### What needs to be done
Omit the pictures and output every entry below exactly as written.

--- BEGIN Dataset records ---

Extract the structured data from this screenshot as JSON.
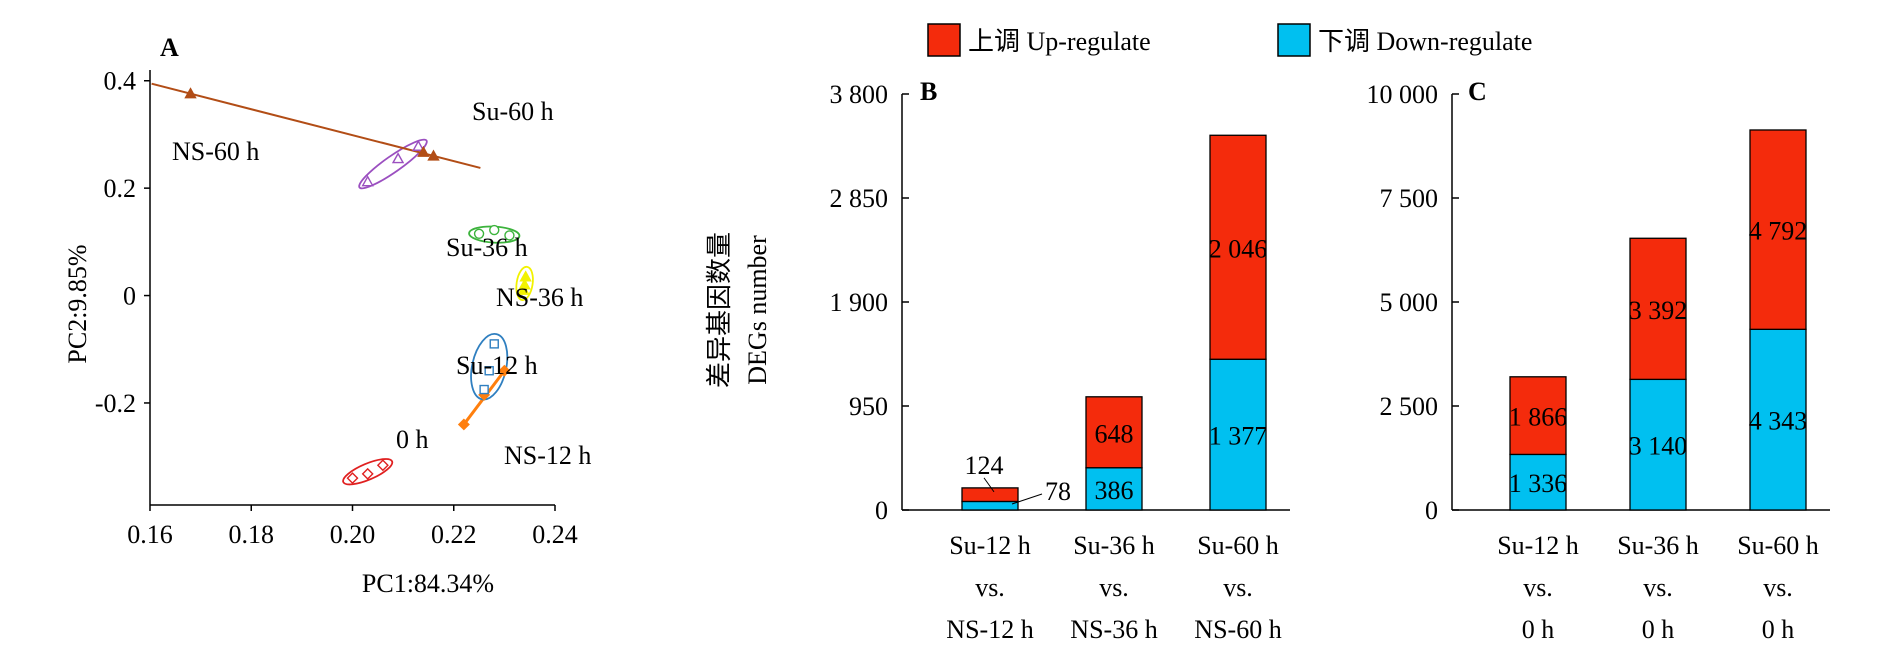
{
  "legend": {
    "up_label": "上调 Up-regulate",
    "down_label": "下调 Down-regulate",
    "up_color": "#f42b0c",
    "down_color": "#00c0f0"
  },
  "shared_ylabel_line1": "差异基因数量",
  "shared_ylabel_line2": "DEGs number",
  "chart_data": [
    {
      "panel": "A",
      "type": "scatter",
      "xlabel": "PC1:84.34%",
      "ylabel": "PC2:9.85%",
      "xlim": [
        0.16,
        0.24
      ],
      "ylim": [
        -0.39,
        0.42
      ],
      "xticks": [
        "0.16",
        "0.18",
        "0.20",
        "0.22",
        "0.24"
      ],
      "yticks": [
        "0.4",
        "0.2",
        "0",
        "-0.2"
      ],
      "grid": false,
      "groups": [
        {
          "name": "0 h",
          "color": "#e02020",
          "marker": "diamond",
          "points": [
            [
              0.2,
              -0.34
            ],
            [
              0.203,
              -0.332
            ],
            [
              0.206,
              -0.316
            ]
          ]
        },
        {
          "name": "NS-12 h",
          "color": "#ff7f0e",
          "marker": "diamond",
          "points": [
            [
              0.222,
              -0.24
            ],
            [
              0.226,
              -0.185
            ],
            [
              0.23,
              -0.14
            ]
          ]
        },
        {
          "name": "Su-12 h",
          "color": "#2f7fc0",
          "marker": "square",
          "points": [
            [
              0.226,
              -0.175
            ],
            [
              0.227,
              -0.14
            ],
            [
              0.228,
              -0.09
            ]
          ]
        },
        {
          "name": "NS-36 h",
          "color": "#f2f200",
          "marker": "triangle",
          "points": [
            [
              0.2338,
              0.01
            ],
            [
              0.234,
              0.02
            ],
            [
              0.2342,
              0.035
            ]
          ]
        },
        {
          "name": "Su-36 h",
          "color": "#3cb33c",
          "marker": "circle",
          "points": [
            [
              0.225,
              0.115
            ],
            [
              0.228,
              0.122
            ],
            [
              0.231,
              0.112
            ]
          ]
        },
        {
          "name": "Su-60 h",
          "color": "#9b4fc0",
          "marker": "triangle",
          "points": [
            [
              0.203,
              0.212
            ],
            [
              0.209,
              0.255
            ],
            [
              0.213,
              0.278
            ]
          ]
        },
        {
          "name": "NS-60 h",
          "color": "#b24d16",
          "marker": "triangle",
          "points": [
            [
              0.168,
              0.376
            ],
            [
              0.214,
              0.267
            ],
            [
              0.216,
              0.26
            ]
          ]
        }
      ]
    },
    {
      "panel": "B",
      "type": "bar",
      "stacked": true,
      "categories": [
        [
          "Su-12 h",
          "vs.",
          "NS-12 h"
        ],
        [
          "Su-36 h",
          "vs.",
          "NS-36 h"
        ],
        [
          "Su-60 h",
          "vs.",
          "NS-60 h"
        ]
      ],
      "ylim": [
        0,
        3800
      ],
      "yticks": [
        "0",
        "950",
        "1 900",
        "2 850",
        "3 800"
      ],
      "series": [
        {
          "name": "下调 Down-regulate",
          "values": [
            78,
            386,
            1377
          ],
          "labels": [
            "78",
            "386",
            "1 377"
          ]
        },
        {
          "name": "上调 Up-regulate",
          "values": [
            124,
            648,
            2046
          ],
          "labels": [
            "124",
            "648",
            "2 046"
          ]
        }
      ]
    },
    {
      "panel": "C",
      "type": "bar",
      "stacked": true,
      "categories": [
        [
          "Su-12 h",
          "vs.",
          "0 h"
        ],
        [
          "Su-36 h",
          "vs.",
          "0 h"
        ],
        [
          "Su-60 h",
          "vs.",
          "0 h"
        ]
      ],
      "ylim": [
        0,
        10000
      ],
      "yticks": [
        "0",
        "2 500",
        "5 000",
        "7 500",
        "10 000"
      ],
      "series": [
        {
          "name": "下调 Down-regulate",
          "values": [
            1336,
            3140,
            4343
          ],
          "labels": [
            "1 336",
            "3 140",
            "4 343"
          ]
        },
        {
          "name": "上调 Up-regulate",
          "values": [
            1866,
            3392,
            4792
          ],
          "labels": [
            "1 866",
            "3 392",
            "4 792"
          ]
        }
      ]
    }
  ]
}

--- END Dataset records ---

### Response
Extract the structured data from this screenshot as JSON.
{
  "legend": {
    "up_label": "上调 Up-regulate",
    "down_label": "下调 Down-regulate",
    "up_color": "#f42b0c",
    "down_color": "#00c0f0"
  },
  "shared_ylabel_line1": "差异基因数量",
  "shared_ylabel_line2": "DEGs number",
  "chart_data": [
    {
      "panel": "A",
      "type": "scatter",
      "xlabel": "PC1:84.34%",
      "ylabel": "PC2:9.85%",
      "xlim": [
        0.16,
        0.24
      ],
      "ylim": [
        -0.39,
        0.42
      ],
      "xticks": [
        "0.16",
        "0.18",
        "0.20",
        "0.22",
        "0.24"
      ],
      "yticks": [
        "0.4",
        "0.2",
        "0",
        "-0.2"
      ],
      "grid": false,
      "groups": [
        {
          "name": "0 h",
          "color": "#e02020",
          "marker": "diamond",
          "points": [
            [
              0.2,
              -0.34
            ],
            [
              0.203,
              -0.332
            ],
            [
              0.206,
              -0.316
            ]
          ]
        },
        {
          "name": "NS-12 h",
          "color": "#ff7f0e",
          "marker": "diamond",
          "points": [
            [
              0.222,
              -0.24
            ],
            [
              0.226,
              -0.185
            ],
            [
              0.23,
              -0.14
            ]
          ]
        },
        {
          "name": "Su-12 h",
          "color": "#2f7fc0",
          "marker": "square",
          "points": [
            [
              0.226,
              -0.175
            ],
            [
              0.227,
              -0.14
            ],
            [
              0.228,
              -0.09
            ]
          ]
        },
        {
          "name": "NS-36 h",
          "color": "#f2f200",
          "marker": "triangle",
          "points": [
            [
              0.2338,
              0.01
            ],
            [
              0.234,
              0.02
            ],
            [
              0.2342,
              0.035
            ]
          ]
        },
        {
          "name": "Su-36 h",
          "color": "#3cb33c",
          "marker": "circle",
          "points": [
            [
              0.225,
              0.115
            ],
            [
              0.228,
              0.122
            ],
            [
              0.231,
              0.112
            ]
          ]
        },
        {
          "name": "Su-60 h",
          "color": "#9b4fc0",
          "marker": "triangle",
          "points": [
            [
              0.203,
              0.212
            ],
            [
              0.209,
              0.255
            ],
            [
              0.213,
              0.278
            ]
          ]
        },
        {
          "name": "NS-60 h",
          "color": "#b24d16",
          "marker": "triangle",
          "points": [
            [
              0.168,
              0.376
            ],
            [
              0.214,
              0.267
            ],
            [
              0.216,
              0.26
            ]
          ]
        }
      ]
    },
    {
      "panel": "B",
      "type": "bar",
      "stacked": true,
      "categories": [
        [
          "Su-12 h",
          "vs.",
          "NS-12 h"
        ],
        [
          "Su-36 h",
          "vs.",
          "NS-36 h"
        ],
        [
          "Su-60 h",
          "vs.",
          "NS-60 h"
        ]
      ],
      "ylim": [
        0,
        3800
      ],
      "yticks": [
        "0",
        "950",
        "1 900",
        "2 850",
        "3 800"
      ],
      "series": [
        {
          "name": "下调 Down-regulate",
          "values": [
            78,
            386,
            1377
          ],
          "labels": [
            "78",
            "386",
            "1 377"
          ]
        },
        {
          "name": "上调 Up-regulate",
          "values": [
            124,
            648,
            2046
          ],
          "labels": [
            "124",
            "648",
            "2 046"
          ]
        }
      ]
    },
    {
      "panel": "C",
      "type": "bar",
      "stacked": true,
      "categories": [
        [
          "Su-12 h",
          "vs.",
          "0 h"
        ],
        [
          "Su-36 h",
          "vs.",
          "0 h"
        ],
        [
          "Su-60 h",
          "vs.",
          "0 h"
        ]
      ],
      "ylim": [
        0,
        10000
      ],
      "yticks": [
        "0",
        "2 500",
        "5 000",
        "7 500",
        "10 000"
      ],
      "series": [
        {
          "name": "下调 Down-regulate",
          "values": [
            1336,
            3140,
            4343
          ],
          "labels": [
            "1 336",
            "3 140",
            "4 343"
          ]
        },
        {
          "name": "上调 Up-regulate",
          "values": [
            1866,
            3392,
            4792
          ],
          "labels": [
            "1 866",
            "3 392",
            "4 792"
          ]
        }
      ]
    }
  ]
}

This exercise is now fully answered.